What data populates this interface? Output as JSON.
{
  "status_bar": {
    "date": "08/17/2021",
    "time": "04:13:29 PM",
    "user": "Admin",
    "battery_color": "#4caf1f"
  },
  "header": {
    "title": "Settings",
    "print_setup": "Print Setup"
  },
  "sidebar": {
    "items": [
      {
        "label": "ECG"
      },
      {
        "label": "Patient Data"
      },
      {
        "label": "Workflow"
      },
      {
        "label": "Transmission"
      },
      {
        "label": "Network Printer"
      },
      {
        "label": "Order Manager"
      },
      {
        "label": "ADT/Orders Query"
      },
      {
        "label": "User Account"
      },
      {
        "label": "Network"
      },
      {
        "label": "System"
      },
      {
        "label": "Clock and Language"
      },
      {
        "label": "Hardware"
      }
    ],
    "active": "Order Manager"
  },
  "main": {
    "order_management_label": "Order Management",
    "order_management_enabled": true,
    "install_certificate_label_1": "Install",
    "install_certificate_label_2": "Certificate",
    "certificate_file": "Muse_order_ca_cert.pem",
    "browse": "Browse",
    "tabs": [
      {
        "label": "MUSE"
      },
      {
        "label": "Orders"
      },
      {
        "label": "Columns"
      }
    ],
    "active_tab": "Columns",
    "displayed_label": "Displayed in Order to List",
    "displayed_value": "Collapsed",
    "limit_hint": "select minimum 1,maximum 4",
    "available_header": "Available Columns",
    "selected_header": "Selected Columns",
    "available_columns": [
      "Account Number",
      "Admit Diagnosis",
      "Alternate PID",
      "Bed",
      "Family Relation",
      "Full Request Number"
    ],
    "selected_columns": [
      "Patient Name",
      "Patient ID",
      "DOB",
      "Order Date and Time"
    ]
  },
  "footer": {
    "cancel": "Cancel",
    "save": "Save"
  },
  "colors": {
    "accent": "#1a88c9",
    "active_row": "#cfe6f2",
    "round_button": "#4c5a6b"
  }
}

--

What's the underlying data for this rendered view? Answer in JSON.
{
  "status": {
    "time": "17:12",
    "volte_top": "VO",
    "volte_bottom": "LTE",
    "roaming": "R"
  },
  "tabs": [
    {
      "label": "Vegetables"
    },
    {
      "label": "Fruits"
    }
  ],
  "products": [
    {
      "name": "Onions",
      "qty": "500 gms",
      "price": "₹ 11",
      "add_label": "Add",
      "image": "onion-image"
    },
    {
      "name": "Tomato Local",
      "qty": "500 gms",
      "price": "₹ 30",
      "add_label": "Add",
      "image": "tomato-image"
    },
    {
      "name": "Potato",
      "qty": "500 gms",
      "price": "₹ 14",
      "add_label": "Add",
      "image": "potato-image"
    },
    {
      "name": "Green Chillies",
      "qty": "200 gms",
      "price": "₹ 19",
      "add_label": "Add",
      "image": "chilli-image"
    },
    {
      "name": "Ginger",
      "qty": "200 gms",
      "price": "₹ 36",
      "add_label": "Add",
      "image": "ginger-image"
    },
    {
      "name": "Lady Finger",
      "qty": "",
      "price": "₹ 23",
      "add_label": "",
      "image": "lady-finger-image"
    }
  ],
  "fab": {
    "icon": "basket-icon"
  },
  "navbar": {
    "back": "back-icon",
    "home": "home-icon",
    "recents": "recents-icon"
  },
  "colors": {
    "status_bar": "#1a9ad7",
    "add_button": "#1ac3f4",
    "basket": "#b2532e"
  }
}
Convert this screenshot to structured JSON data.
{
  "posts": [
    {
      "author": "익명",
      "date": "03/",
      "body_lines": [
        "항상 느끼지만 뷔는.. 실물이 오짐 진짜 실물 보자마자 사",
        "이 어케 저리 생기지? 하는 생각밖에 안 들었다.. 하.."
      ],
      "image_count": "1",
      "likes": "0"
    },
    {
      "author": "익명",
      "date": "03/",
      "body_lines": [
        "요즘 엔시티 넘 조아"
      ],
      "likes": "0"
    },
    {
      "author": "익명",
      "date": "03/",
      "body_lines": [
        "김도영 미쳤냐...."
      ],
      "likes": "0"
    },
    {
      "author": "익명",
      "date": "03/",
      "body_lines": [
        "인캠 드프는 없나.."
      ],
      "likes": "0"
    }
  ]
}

● What the task asks: Determine the number of lines where the string "Orders" occurs, and give that number only.

● Output: 2